==== LISTED ENTRIES

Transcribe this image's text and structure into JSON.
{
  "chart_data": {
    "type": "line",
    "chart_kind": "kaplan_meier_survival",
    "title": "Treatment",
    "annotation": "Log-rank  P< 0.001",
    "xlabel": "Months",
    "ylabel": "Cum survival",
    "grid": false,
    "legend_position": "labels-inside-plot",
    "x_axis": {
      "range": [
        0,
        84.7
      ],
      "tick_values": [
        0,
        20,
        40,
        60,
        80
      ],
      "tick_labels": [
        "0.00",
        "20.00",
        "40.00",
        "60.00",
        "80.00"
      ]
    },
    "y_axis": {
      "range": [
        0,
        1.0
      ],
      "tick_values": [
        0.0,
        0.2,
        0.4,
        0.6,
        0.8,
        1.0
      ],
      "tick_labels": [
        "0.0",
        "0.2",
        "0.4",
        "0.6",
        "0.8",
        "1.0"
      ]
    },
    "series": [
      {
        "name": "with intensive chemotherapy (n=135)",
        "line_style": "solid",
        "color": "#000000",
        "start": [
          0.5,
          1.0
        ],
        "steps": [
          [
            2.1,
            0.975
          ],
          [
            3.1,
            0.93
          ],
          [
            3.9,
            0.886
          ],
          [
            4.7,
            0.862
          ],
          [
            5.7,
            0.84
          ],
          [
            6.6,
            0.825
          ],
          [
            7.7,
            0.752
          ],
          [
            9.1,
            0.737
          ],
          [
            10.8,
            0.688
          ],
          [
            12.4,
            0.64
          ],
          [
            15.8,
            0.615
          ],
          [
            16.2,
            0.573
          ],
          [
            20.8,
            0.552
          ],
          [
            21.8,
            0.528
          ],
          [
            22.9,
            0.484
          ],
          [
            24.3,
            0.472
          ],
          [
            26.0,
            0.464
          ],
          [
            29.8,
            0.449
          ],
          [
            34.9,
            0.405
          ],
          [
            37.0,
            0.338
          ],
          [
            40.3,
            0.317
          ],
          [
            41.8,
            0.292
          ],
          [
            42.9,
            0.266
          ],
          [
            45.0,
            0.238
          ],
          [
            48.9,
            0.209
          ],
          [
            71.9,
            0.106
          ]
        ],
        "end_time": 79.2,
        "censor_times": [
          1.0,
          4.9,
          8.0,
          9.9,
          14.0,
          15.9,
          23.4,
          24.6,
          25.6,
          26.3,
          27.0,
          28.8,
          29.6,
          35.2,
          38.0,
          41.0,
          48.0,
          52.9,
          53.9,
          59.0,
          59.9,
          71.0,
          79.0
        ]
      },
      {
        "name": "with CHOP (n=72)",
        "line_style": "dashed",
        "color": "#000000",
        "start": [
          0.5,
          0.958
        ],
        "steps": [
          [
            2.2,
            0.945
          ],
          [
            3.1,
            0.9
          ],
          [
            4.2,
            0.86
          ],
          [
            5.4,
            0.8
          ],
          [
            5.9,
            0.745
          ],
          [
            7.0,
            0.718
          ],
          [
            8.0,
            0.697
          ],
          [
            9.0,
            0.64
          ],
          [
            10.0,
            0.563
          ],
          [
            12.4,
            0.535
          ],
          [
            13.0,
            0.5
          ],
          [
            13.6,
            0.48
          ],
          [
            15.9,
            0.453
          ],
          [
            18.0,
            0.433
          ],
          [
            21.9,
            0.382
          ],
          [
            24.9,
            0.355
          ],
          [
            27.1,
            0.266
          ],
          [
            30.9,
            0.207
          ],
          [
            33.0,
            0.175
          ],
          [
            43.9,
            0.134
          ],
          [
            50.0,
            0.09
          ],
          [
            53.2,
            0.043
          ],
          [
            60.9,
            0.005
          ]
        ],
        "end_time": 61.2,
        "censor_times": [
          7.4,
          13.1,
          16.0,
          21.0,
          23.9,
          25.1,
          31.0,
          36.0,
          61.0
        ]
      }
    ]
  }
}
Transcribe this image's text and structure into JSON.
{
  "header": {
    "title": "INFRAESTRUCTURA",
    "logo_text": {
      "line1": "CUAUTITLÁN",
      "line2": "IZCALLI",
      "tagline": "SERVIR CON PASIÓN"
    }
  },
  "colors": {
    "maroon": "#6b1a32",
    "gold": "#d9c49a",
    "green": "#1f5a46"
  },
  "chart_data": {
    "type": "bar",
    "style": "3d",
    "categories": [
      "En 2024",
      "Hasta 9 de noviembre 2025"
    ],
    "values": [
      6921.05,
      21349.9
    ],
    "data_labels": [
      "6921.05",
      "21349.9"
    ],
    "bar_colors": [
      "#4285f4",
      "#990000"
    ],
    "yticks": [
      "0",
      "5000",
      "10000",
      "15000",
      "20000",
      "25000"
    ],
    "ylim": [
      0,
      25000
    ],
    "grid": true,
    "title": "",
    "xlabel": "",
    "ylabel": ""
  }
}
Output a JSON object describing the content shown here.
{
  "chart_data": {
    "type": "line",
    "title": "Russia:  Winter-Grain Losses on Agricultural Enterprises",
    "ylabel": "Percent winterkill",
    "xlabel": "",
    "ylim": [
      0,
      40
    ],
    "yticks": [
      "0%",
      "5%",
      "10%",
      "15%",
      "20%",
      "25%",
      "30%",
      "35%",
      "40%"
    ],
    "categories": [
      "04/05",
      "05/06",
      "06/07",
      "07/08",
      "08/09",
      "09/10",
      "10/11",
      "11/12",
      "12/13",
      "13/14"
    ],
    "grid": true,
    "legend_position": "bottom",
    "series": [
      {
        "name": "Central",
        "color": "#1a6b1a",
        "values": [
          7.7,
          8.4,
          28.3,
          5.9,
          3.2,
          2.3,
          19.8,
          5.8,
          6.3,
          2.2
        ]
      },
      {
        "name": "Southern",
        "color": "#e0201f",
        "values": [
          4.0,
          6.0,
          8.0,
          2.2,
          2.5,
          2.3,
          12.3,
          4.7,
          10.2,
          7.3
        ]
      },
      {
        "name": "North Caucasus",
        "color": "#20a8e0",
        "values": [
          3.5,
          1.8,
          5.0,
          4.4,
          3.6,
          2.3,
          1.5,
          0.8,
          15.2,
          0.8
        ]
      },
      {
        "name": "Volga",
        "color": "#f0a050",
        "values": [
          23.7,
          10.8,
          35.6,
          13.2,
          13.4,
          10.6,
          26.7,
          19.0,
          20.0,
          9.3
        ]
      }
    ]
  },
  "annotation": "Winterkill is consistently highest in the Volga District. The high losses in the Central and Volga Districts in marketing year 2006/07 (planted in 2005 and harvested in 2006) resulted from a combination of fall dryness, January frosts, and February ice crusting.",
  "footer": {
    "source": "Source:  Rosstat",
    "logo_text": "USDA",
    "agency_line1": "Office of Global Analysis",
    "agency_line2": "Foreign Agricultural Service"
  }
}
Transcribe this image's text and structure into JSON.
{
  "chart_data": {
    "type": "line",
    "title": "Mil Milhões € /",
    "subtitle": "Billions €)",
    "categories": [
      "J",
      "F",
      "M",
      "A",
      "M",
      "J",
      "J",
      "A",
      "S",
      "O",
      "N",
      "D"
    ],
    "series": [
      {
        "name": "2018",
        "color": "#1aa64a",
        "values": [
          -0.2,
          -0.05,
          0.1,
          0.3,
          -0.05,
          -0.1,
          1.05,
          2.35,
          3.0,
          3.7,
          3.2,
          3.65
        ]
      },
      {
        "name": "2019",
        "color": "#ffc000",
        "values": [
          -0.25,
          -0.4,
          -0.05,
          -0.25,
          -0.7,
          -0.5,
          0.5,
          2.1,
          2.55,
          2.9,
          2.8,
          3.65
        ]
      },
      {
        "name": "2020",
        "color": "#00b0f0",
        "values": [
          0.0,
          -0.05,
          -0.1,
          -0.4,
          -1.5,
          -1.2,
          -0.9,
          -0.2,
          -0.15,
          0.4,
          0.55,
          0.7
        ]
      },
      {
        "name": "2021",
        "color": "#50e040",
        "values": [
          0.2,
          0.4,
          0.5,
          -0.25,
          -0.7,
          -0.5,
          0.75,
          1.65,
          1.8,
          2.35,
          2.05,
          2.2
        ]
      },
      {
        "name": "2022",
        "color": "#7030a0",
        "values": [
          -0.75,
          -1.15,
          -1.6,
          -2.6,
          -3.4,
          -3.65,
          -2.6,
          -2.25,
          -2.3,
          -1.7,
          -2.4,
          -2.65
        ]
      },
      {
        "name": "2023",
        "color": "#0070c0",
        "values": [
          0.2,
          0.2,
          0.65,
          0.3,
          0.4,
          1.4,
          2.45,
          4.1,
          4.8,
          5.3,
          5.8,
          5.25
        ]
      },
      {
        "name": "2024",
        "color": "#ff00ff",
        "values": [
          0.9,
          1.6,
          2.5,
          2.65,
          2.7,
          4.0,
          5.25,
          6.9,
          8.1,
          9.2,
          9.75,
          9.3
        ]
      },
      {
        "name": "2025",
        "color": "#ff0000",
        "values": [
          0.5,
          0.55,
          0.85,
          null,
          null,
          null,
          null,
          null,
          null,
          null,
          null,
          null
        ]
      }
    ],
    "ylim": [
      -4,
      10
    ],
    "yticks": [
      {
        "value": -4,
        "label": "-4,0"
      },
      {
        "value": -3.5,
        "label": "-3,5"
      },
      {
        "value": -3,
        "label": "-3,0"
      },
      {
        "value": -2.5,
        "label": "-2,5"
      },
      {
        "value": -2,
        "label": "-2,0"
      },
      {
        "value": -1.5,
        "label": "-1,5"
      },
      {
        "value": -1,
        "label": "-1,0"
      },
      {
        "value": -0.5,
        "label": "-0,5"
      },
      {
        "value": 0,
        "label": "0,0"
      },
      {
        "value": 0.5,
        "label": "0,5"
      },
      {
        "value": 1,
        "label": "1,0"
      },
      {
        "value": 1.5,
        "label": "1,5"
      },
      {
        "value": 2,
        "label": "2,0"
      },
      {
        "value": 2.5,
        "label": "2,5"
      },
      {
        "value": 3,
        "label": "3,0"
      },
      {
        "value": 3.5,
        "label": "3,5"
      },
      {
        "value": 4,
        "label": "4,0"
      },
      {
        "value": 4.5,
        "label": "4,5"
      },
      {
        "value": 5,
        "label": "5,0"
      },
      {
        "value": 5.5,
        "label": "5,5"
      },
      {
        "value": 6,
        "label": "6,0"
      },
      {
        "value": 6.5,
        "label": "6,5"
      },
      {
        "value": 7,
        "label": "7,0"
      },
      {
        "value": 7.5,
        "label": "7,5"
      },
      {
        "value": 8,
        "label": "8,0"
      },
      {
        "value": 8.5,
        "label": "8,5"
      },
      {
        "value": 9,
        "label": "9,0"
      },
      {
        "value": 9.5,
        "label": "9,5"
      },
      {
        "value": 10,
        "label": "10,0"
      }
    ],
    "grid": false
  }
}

========

AIM —
Identify every line above that includes the word "ylabel", and show those lines.

OUTPUT BELOW —
    "ylabel": "Cum survival",
    "ylabel": ""
    "ylabel": "Percent winterkill",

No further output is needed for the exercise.